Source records
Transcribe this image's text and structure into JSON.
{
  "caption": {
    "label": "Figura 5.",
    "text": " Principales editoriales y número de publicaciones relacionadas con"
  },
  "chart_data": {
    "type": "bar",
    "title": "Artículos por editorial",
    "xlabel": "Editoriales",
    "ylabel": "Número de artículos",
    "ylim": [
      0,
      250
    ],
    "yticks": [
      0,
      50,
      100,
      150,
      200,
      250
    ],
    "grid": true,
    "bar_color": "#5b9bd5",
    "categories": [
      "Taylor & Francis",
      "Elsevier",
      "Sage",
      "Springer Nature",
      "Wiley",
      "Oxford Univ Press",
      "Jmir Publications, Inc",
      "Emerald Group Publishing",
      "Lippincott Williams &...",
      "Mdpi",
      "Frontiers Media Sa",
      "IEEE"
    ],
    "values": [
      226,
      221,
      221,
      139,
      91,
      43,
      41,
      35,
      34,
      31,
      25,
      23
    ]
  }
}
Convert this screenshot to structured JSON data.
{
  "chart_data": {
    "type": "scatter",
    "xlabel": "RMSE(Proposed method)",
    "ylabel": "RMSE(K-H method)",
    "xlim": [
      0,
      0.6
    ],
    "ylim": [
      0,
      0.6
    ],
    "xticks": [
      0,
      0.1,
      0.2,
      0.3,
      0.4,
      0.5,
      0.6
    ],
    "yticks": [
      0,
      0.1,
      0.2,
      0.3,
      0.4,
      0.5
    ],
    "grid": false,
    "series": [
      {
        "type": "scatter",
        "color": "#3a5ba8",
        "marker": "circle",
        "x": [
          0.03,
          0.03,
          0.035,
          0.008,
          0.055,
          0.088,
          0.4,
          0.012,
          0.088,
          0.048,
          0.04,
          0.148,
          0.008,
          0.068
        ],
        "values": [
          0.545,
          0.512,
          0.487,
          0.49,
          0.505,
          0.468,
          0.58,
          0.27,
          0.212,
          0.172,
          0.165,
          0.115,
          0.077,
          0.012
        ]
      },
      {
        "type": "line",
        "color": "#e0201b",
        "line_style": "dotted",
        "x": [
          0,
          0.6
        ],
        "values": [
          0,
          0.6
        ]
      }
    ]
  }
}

TO DO
All entries must be repeated verbatim.

THE RESPONSE
Transcribe this image's text and structure into JSON.
{
  "caption": {
    "label": "Figura 5.",
    "text": " Principales editoriales y número de publicaciones relacionadas con"
  },
  "chart_data": {
    "type": "bar",
    "title": "Artículos por editorial",
    "xlabel": "Editoriales",
    "ylabel": "Número de artículos",
    "ylim": [
      0,
      250
    ],
    "yticks": [
      0,
      50,
      100,
      150,
      200,
      250
    ],
    "grid": true,
    "bar_color": "#5b9bd5",
    "categories": [
      "Taylor & Francis",
      "Elsevier",
      "Sage",
      "Springer Nature",
      "Wiley",
      "Oxford Univ Press",
      "Jmir Publications, Inc",
      "Emerald Group Publishing",
      "Lippincott Williams &...",
      "Mdpi",
      "Frontiers Media Sa",
      "IEEE"
    ],
    "values": [
      226,
      221,
      221,
      139,
      91,
      43,
      41,
      35,
      34,
      31,
      25,
      23
    ]
  }
}
Convert this screenshot to structured JSON data.
{
  "chart_data": {
    "type": "scatter",
    "xlabel": "RMSE(Proposed method)",
    "ylabel": "RMSE(K-H method)",
    "xlim": [
      0,
      0.6
    ],
    "ylim": [
      0,
      0.6
    ],
    "xticks": [
      0,
      0.1,
      0.2,
      0.3,
      0.4,
      0.5,
      0.6
    ],
    "yticks": [
      0,
      0.1,
      0.2,
      0.3,
      0.4,
      0.5
    ],
    "grid": false,
    "series": [
      {
        "type": "scatter",
        "color": "#3a5ba8",
        "marker": "circle",
        "x": [
          0.03,
          0.03,
          0.035,
          0.008,
          0.055,
          0.088,
          0.4,
          0.012,
          0.088,
          0.048,
          0.04,
          0.148,
          0.008,
          0.068
        ],
        "values": [
          0.545,
          0.512,
          0.487,
          0.49,
          0.505,
          0.468,
          0.58,
          0.27,
          0.212,
          0.172,
          0.165,
          0.115,
          0.077,
          0.012
        ]
      },
      {
        "type": "line",
        "color": "#e0201b",
        "line_style": "dotted",
        "x": [
          0,
          0.6
        ],
        "values": [
          0,
          0.6
        ]
      }
    ]
  }
}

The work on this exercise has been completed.